++++ RECORDS TO USE ++++

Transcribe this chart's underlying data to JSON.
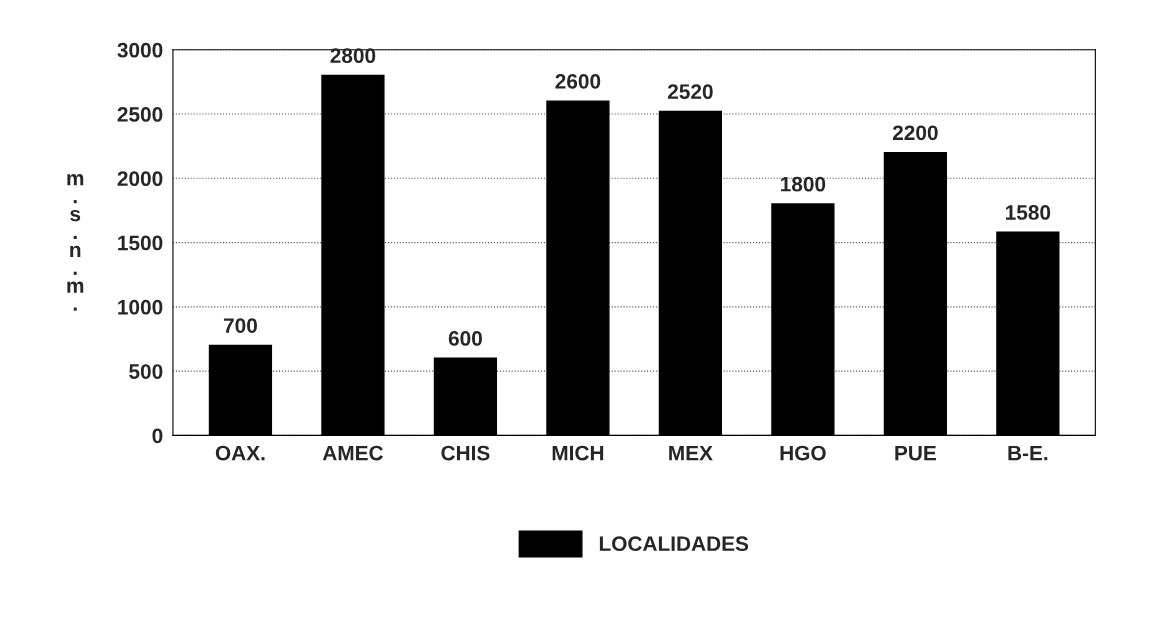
{
  "chart_data": {
    "type": "bar",
    "ylabel": "m.s.n.m.",
    "categories": [
      "OAX.",
      "AMEC",
      "CHIS",
      "MICH",
      "MEX",
      "HGO",
      "PUE",
      "B-E."
    ],
    "series": [
      {
        "name": "LOCALIDADES",
        "color": "#000000",
        "values": [
          700,
          2800,
          600,
          2600,
          2520,
          1800,
          2200,
          1580
        ]
      }
    ],
    "ylim": [
      0,
      3000
    ],
    "yticks": [
      0,
      500,
      1000,
      1500,
      2000,
      2500,
      3000
    ],
    "grid": "y",
    "legend": "bottom",
    "data_labels": true
  }
}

++++

**EXERCISE DETAILS**
Return the whole listing, word for word, and leave out every picture.

**SOLVED PROBLEM**
Transcribe this chart's underlying data to JSON.
{
  "chart_data": {
    "type": "bar",
    "ylabel": "m.s.n.m.",
    "categories": [
      "OAX.",
      "AMEC",
      "CHIS",
      "MICH",
      "MEX",
      "HGO",
      "PUE",
      "B-E."
    ],
    "series": [
      {
        "name": "LOCALIDADES",
        "color": "#000000",
        "values": [
          700,
          2800,
          600,
          2600,
          2520,
          1800,
          2200,
          1580
        ]
      }
    ],
    "ylim": [
      0,
      3000
    ],
    "yticks": [
      0,
      500,
      1000,
      1500,
      2000,
      2500,
      3000
    ],
    "grid": "y",
    "legend": "bottom",
    "data_labels": true
  }
}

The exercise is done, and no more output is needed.